■ PROBLEM STATEMENT
Pull every line with the word "levels" out of the entries below.

■ LISTING
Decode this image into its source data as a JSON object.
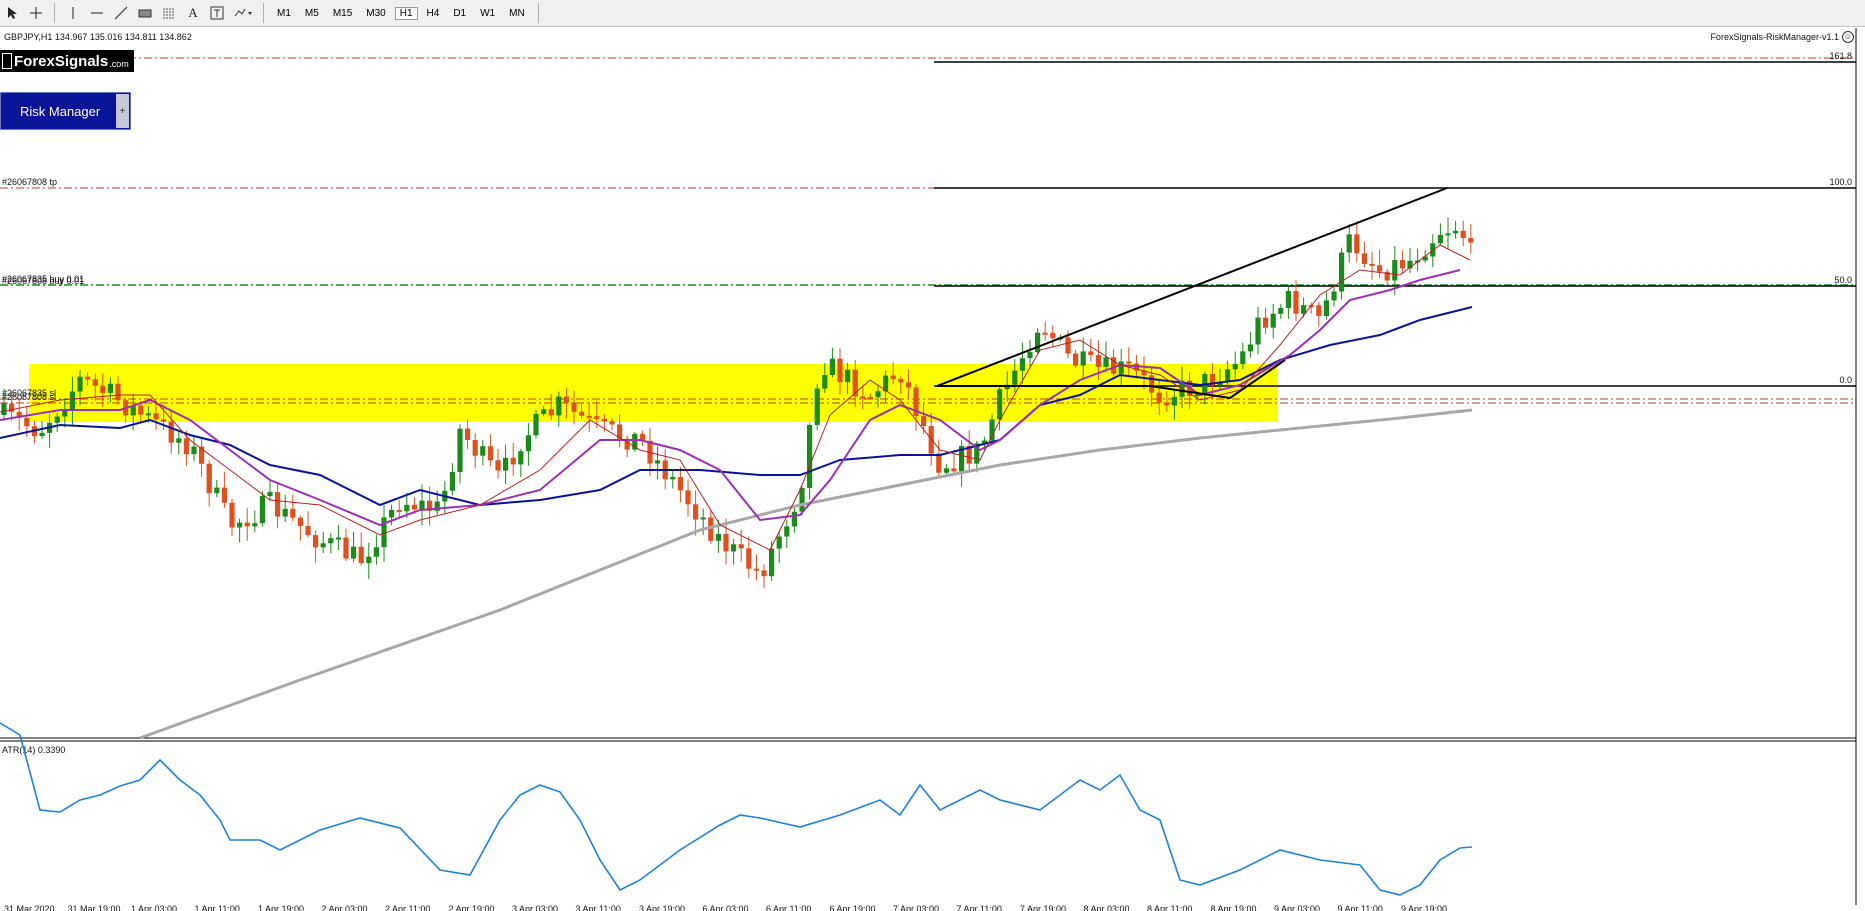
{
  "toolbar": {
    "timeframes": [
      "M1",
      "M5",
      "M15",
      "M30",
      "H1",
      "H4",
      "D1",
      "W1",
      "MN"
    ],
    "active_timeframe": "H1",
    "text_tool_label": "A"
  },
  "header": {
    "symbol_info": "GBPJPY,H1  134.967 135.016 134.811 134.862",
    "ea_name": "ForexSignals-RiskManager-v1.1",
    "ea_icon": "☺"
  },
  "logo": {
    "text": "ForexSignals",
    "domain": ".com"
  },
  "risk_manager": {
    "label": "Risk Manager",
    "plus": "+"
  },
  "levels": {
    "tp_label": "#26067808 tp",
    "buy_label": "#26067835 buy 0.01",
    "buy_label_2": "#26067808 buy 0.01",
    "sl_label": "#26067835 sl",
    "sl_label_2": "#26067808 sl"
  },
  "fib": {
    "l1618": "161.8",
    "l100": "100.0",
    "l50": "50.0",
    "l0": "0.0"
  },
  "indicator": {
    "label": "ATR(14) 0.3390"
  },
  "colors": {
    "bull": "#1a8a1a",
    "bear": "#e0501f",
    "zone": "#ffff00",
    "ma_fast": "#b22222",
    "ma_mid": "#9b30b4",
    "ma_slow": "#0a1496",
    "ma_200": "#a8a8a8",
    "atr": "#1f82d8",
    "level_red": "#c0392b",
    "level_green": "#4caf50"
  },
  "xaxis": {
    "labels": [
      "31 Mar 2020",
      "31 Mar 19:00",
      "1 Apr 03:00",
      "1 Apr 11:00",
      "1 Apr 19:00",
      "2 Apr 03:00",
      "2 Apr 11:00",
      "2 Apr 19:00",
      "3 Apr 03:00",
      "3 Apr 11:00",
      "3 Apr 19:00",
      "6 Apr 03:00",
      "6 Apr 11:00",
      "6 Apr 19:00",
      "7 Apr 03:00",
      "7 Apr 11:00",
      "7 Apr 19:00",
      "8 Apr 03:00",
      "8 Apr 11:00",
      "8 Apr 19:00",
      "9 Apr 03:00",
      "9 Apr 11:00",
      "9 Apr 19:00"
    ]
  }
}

...

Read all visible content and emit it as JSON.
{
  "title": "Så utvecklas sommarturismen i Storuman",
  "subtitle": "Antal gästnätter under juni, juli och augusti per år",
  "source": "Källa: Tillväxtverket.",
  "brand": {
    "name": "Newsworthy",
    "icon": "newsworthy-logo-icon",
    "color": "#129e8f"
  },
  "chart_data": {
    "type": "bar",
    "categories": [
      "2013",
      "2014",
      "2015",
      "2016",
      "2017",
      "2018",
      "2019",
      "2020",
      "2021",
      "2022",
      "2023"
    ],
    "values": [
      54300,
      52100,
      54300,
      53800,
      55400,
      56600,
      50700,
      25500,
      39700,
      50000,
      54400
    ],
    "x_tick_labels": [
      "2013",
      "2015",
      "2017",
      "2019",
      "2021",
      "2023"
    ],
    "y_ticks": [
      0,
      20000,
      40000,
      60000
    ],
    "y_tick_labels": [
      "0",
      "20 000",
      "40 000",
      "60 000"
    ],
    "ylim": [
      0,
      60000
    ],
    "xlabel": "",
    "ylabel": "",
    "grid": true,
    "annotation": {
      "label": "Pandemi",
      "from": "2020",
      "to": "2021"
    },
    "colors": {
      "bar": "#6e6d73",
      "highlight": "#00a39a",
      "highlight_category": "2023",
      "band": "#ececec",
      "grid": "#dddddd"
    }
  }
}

---

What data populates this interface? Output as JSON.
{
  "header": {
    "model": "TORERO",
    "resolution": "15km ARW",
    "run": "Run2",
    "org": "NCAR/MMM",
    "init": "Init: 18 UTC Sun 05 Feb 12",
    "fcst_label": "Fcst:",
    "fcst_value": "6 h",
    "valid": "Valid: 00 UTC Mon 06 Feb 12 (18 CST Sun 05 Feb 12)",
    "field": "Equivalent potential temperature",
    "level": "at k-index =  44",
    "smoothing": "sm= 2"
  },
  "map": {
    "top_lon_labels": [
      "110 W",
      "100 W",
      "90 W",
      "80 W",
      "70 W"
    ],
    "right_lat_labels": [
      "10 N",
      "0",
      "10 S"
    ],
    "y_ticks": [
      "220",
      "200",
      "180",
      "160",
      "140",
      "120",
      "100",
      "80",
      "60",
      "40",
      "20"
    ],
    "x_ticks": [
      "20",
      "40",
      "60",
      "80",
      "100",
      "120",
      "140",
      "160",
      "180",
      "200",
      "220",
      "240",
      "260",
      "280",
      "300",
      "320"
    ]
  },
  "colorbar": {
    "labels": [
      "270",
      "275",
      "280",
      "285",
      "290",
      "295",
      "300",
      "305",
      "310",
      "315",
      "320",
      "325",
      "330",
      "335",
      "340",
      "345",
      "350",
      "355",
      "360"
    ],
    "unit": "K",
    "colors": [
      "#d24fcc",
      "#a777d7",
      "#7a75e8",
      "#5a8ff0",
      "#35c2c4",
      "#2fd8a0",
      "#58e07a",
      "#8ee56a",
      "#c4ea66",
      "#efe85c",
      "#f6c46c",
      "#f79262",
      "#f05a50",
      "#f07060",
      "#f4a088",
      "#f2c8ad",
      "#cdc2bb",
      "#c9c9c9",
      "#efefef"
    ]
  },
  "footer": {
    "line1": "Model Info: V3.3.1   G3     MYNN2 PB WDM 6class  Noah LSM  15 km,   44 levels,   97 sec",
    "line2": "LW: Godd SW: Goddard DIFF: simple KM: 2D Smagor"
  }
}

■ THE RESPONSE
  "levels": {
    "line1": "Model Info: V3.3.1   G3     MYNN2 PB WDM 6class  Noah LSM  15 km,   44 levels,   97 sec",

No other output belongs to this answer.